> **Given passage**:
* * * * *
Court Opinion

ID: 9866675
Source: CourtListenerOpinion
Date Created: 2023-09-26 13:33:42.855377+00
Date Added: 2024-06-11T07:41:19.712217
License: Public Domain

Cullen, Ch. J.
I vote for the affirmance of the order appealed from on the ground that by the act of the legislature regulating the practice of medicine in this state (Laws 1897, ch. 344) a licensed osteopath is a physician, and that by section 160 of the Sanitary Code every physician in the city of Hew York is required to register his name and address. To *141this extent I concur in the opinion of my brother Vann. The sole command of the writ, the issue of which is directed in this case, is to register the name and address of the relator.
* * * * *
> **Data section**:
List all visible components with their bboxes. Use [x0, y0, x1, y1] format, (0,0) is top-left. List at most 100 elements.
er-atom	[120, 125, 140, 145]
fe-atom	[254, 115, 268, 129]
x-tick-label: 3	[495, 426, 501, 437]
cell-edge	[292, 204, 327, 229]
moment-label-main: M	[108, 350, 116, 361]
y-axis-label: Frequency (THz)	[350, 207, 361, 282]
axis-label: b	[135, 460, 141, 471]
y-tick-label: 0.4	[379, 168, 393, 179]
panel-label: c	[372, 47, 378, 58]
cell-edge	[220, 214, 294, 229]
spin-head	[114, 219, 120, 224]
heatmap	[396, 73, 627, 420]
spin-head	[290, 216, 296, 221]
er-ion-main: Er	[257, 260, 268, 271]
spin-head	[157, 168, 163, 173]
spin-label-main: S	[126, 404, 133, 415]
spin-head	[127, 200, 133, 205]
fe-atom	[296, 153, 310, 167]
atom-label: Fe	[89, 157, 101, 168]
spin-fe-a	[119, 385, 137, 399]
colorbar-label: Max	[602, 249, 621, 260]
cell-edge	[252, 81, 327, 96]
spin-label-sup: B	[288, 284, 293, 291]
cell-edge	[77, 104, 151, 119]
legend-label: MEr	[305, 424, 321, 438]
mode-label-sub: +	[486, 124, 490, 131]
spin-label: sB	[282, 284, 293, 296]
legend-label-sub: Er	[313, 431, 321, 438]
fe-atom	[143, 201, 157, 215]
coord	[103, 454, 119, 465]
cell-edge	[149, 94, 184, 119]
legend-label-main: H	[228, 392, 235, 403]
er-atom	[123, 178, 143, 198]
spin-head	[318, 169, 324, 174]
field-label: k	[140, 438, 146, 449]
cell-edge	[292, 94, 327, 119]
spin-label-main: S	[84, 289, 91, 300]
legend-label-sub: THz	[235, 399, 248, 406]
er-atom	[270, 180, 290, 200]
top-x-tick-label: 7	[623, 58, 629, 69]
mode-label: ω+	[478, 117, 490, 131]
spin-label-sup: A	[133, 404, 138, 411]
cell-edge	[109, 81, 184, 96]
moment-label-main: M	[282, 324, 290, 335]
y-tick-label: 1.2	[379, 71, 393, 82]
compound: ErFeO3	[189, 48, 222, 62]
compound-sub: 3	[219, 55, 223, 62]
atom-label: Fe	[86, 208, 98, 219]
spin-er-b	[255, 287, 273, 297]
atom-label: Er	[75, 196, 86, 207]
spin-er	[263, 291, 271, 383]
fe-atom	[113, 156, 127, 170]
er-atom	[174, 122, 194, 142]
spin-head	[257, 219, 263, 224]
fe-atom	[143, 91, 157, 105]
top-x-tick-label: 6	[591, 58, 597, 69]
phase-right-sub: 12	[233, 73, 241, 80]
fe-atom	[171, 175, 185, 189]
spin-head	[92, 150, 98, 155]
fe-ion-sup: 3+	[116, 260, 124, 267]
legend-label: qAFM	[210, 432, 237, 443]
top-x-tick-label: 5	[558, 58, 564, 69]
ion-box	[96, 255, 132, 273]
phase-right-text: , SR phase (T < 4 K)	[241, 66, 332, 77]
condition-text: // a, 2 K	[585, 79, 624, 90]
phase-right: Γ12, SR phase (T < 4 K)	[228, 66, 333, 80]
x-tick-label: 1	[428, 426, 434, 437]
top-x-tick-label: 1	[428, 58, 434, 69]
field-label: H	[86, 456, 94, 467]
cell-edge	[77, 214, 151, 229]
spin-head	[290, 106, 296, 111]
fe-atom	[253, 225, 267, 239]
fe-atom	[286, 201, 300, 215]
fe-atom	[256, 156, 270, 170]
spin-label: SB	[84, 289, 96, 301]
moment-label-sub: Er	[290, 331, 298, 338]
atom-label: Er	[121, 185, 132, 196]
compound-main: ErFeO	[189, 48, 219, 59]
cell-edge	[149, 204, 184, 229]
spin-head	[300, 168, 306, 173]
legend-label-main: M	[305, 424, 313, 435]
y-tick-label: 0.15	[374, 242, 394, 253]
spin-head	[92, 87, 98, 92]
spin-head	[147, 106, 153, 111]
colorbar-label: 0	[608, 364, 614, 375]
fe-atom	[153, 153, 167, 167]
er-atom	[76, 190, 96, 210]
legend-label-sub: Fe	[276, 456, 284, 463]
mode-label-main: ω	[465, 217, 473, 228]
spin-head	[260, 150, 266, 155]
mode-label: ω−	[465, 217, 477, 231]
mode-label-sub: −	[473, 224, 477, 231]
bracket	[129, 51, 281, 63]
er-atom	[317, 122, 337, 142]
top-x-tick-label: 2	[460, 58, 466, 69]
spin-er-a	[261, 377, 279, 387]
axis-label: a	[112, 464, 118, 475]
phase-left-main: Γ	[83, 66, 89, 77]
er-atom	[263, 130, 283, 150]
* * * * *
> **Problem set**:
**1)** Reproduce the court opinion from "Court Opinion" to "of the relator.".
**2)** Answer these questions from the court opinion:
(a) Which legislative act does the opinion cite as regulating the practice of medicine?
(b) Which section of the Sanitary Code requires physicians to register?
(c) What is the sole command of the writ?
**3)** Resume the court opinion from where it stops.
The data has no role in this work.

> **Answers in order**:
**1)**
Court Opinion

ID: 9866675
Source: CourtListenerOpinion
Date Created: 2023-09-26 13:33:42.855377+00
Date Added: 2024-06-11T07:41:19.712217
License: Public Domain

Cullen, Ch. J.
I vote for the affirmance of the order appealed from on the ground that by the act of the legislature regulating the practice of medicine in this state (Laws 1897, ch. 344) a licensed osteopath is a physician, and that by section 160 of the Sanitary Code every physician in the city of Hew York is required to register his name and address. To *141this extent I concur in the opinion of my brother Vann. The sole command of the writ, the issue of which is directed in this case, is to register the name and address of the relator.

**2)**
(a) Laws 1897, ch. 344.
(b) Section 160.
(c) To register the name and address of the relator.

**3)**
I express no opinion, however, on the propriety or necessity of according the same force and effect to the certificate of an osteopath as is given to the certificates of those physicians whose right to practice is, under the statute, unlimited. The function of a coroner’s inquest is to investigate the cause of death where there are reasonable grounds for suspicion that it has been occasioned by crime or violence. (Code Grim. Pro. sec. 773.) One purpose and a chief purpose of accepting a physician’s certificate as evidence of the cause of death is doubtless to exclude suspicion of crime. Where death is caused by criminal means it usually occurs through external violence or from poison. The osteopath is precluded by the law from practicing surgery or administering drtigs, presumably for the reason that his education does not qualify him to practice where either drugs or surgery may be necessary. I am, therefore, not prepared to sáy that the board of health might not properly require that a certificate of death, which would exclude from the cause thereof either wounds or poison, be made by a physician who is competent to judge of such matters. It is sufficient for the disposition of this case to say that the Sanitary Code now in force draws no distinction between the two classes of physicians, but I think we should not intimate that the Sanitary Code may not properly be amended in this respect.
Edward T. Bartlett, Werner, Hiscook and Chase, JJ., concur with Vann, J.; Cullen, Ch. J., concurs, in opinion, with whom Haight, J., concurs.
Orders affirmed.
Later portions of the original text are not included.